• Your instructions: Could you write out the records below exactly as they appear?

Extracted data entries:
►

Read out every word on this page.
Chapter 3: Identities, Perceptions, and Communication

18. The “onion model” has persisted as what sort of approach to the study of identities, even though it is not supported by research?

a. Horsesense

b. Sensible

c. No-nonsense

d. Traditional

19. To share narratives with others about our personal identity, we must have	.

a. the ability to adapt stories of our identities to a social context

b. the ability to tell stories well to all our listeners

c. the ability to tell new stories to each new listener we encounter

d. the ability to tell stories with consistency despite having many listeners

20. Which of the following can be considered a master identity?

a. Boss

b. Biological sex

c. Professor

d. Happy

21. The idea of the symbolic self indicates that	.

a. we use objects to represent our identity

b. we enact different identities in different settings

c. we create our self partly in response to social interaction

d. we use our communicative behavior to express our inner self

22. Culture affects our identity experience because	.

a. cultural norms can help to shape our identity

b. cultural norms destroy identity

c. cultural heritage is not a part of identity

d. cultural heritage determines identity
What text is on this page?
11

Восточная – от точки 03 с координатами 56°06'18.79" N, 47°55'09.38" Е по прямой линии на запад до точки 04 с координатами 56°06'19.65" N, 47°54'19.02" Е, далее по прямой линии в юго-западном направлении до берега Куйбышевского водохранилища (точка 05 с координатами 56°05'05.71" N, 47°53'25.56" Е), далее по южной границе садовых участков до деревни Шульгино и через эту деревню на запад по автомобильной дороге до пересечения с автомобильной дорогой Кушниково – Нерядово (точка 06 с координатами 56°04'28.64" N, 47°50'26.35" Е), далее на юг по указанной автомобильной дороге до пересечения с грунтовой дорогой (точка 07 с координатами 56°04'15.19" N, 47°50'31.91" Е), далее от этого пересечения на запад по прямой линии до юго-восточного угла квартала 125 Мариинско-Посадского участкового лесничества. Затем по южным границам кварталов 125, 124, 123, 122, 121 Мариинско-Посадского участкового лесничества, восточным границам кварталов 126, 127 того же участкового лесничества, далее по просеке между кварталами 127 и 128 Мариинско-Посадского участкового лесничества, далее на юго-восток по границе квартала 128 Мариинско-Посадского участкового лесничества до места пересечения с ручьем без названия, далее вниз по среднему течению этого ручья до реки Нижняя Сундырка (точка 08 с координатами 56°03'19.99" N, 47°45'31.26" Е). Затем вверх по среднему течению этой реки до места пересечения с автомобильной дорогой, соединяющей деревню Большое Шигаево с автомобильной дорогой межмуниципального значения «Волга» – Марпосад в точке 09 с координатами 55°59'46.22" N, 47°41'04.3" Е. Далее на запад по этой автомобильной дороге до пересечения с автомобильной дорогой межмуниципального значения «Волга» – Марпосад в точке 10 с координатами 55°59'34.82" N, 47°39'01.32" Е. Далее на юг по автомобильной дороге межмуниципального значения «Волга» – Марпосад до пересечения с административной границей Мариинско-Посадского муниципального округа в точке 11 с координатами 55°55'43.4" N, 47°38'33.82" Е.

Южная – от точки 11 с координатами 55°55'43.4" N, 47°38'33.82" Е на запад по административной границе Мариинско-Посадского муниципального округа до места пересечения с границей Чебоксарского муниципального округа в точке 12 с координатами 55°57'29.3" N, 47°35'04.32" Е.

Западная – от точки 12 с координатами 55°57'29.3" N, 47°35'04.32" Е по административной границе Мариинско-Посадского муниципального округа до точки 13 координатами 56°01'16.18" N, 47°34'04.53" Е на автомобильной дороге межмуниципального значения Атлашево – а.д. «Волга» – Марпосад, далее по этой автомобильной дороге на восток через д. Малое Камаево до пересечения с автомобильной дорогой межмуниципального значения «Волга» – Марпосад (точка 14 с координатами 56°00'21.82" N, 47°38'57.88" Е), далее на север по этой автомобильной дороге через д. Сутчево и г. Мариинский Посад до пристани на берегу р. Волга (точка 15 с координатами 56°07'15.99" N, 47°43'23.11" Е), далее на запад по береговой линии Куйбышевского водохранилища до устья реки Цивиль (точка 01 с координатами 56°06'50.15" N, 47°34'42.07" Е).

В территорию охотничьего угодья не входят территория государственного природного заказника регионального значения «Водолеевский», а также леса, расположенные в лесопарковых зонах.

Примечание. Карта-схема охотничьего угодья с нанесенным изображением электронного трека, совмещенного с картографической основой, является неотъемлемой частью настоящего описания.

◄

• Solution below:
Read out every word on this page.
Chapter 3: Identities, Perceptions, and Communication

18. The “onion model” has persisted as what sort of approach to the study of identities, even though it is not supported by research?

a. Horsesense

b. Sensible

c. No-nonsense

d. Traditional

19. To share narratives with others about our personal identity, we must have	.

a. the ability to adapt stories of our identities to a social context

b. the ability to tell stories well to all our listeners

c. the ability to tell new stories to each new listener we encounter

d. the ability to tell stories with consistency despite having many listeners

20. Which of the following can be considered a master identity?

a. Boss

b. Biological sex

c. Professor

d. Happy

21. The idea of the symbolic self indicates that	.

a. we use objects to represent our identity

b. we enact different identities in different settings

c. we create our self partly in response to social interaction

d. we use our communicative behavior to express our inner self

22. Culture affects our identity experience because	.

a. cultural norms can help to shape our identity

b. cultural norms destroy identity

c. cultural heritage is not a part of identity

d. cultural heritage determines identity
What text is on this page?
11

Восточная – от точки 03 с координатами 56°06'18.79" N, 47°55'09.38" Е по прямой линии на запад до точки 04 с координатами 56°06'19.65" N, 47°54'19.02" Е, далее по прямой линии в юго-западном направлении до берега Куйбышевского водохранилища (точка 05 с координатами 56°05'05.71" N, 47°53'25.56" Е), далее по южной границе садовых участков до деревни Шульгино и через эту деревню на запад по автомобильной дороге до пересечения с автомобильной дорогой Кушниково – Нерядово (точка 06 с координатами 56°04'28.64" N, 47°50'26.35" Е), далее на юг по указанной автомобильной дороге до пересечения с грунтовой дорогой (точка 07 с координатами 56°04'15.19" N, 47°50'31.91" Е), далее от этого пересечения на запад по прямой линии до юго-восточного угла квартала 125 Мариинско-Посадского участкового лесничества. Затем по южным границам кварталов 125, 124, 123, 122, 121 Мариинско-Посадского участкового лесничества, восточным границам кварталов 126, 127 того же участкового лесничества, далее по просеке между кварталами 127 и 128 Мариинско-Посадского участкового лесничества, далее на юго-восток по границе квартала 128 Мариинско-Посадского участкового лесничества до места пересечения с ручьем без названия, далее вниз по среднему течению этого ручья до реки Нижняя Сундырка (точка 08 с координатами 56°03'19.99" N, 47°45'31.26" Е). Затем вверх по среднему течению этой реки до места пересечения с автомобильной дорогой, соединяющей деревню Большое Шигаево с автомобильной дорогой межмуниципального значения «Волга» – Марпосад в точке 09 с координатами 55°59'46.22" N, 47°41'04.3" Е. Далее на запад по этой автомобильной дороге до пересечения с автомобильной дорогой межмуниципального значения «Волга» – Марпосад в точке 10 с координатами 55°59'34.82" N, 47°39'01.32" Е. Далее на юг по автомобильной дороге межмуниципального значения «Волга» – Марпосад до пересечения с административной границей Мариинско-Посадского муниципального округа в точке 11 с координатами 55°55'43.4" N, 47°38'33.82" Е.

Южная – от точки 11 с координатами 55°55'43.4" N, 47°38'33.82" Е на запад по административной границе Мариинско-Посадского муниципального округа до места пересечения с границей Чебоксарского муниципального округа в точке 12 с координатами 55°57'29.3" N, 47°35'04.32" Е.

Западная – от точки 12 с координатами 55°57'29.3" N, 47°35'04.32" Е по административной границе Мариинско-Посадского муниципального округа до точки 13 координатами 56°01'16.18" N, 47°34'04.53" Е на автомобильной дороге межмуниципального значения Атлашево – а.д. «Волга» – Марпосад, далее по этой автомобильной дороге на восток через д. Малое Камаево до пересечения с автомобильной дорогой межмуниципального значения «Волга» – Марпосад (точка 14 с координатами 56°00'21.82" N, 47°38'57.88" Е), далее на север по этой автомобильной дороге через д. Сутчево и г. Мариинский Посад до пристани на берегу р. Волга (точка 15 с координатами 56°07'15.99" N, 47°43'23.11" Е), далее на запад по береговой линии Куйбышевского водохранилища до устья реки Цивиль (точка 01 с координатами 56°06'50.15" N, 47°34'42.07" Е).

В территорию охотничьего угодья не входят территория государственного природного заказника регионального значения «Водолеевский», а также леса, расположенные в лесопарковых зонах.

Примечание. Карта-схема охотничьего угодья с нанесенным изображением электронного трека, совмещенного с картографической основой, является неотъемлемой частью настоящего описания.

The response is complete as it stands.